** Begin **
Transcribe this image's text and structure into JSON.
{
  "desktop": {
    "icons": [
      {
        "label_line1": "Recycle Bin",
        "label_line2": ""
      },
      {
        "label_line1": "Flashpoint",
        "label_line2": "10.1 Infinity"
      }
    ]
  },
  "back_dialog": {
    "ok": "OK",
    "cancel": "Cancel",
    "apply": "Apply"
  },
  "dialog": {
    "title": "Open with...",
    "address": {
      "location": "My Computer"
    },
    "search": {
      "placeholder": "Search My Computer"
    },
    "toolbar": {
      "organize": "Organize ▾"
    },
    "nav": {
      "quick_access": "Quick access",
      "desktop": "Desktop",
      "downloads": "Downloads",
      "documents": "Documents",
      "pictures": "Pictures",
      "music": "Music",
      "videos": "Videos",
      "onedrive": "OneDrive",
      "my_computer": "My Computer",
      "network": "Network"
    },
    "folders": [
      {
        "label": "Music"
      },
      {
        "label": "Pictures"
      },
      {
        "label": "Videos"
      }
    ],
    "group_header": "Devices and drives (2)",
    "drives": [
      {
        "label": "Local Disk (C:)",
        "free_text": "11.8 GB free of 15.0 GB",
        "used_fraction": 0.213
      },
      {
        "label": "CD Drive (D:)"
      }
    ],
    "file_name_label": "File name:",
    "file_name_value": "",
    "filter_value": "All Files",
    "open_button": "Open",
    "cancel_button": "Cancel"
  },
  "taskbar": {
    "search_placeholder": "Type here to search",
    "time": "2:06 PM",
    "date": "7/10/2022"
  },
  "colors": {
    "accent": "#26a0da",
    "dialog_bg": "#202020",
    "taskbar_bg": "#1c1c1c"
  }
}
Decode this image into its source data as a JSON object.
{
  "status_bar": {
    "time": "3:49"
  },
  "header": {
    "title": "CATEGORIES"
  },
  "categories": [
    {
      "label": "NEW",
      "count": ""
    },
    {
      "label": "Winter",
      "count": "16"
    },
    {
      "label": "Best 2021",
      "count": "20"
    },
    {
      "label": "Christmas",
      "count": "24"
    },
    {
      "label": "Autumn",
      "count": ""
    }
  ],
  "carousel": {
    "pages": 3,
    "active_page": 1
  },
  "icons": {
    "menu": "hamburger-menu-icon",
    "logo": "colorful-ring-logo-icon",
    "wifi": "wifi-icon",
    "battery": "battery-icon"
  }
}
** End **
**What you will do:** Quote the line that contains "Decode this image" and each line after it through the end of the data, exactly, leaving out everything else.

**Response to this task:**
Decode this image into its source data as a JSON object.
{
  "status_bar": {
    "time": "3:49"
  },
  "header": {
    "title": "CATEGORIES"
  },
  "categories": [
    {
      "label": "NEW",
      "count": ""
    },
    {
      "label": "Winter",
      "count": "16"
    },
    {
      "label": "Best 2021",
      "count": "20"
    },
    {
      "label": "Christmas",
      "count": "24"
    },
    {
      "label": "Autumn",
      "count": ""
    }
  ],
  "carousel": {
    "pages": 3,
    "active_page": 1
  },
  "icons": {
    "menu": "hamburger-menu-icon",
    "logo": "colorful-ring-logo-icon",
    "wifi": "wifi-icon",
    "battery": "battery-icon"
  }
}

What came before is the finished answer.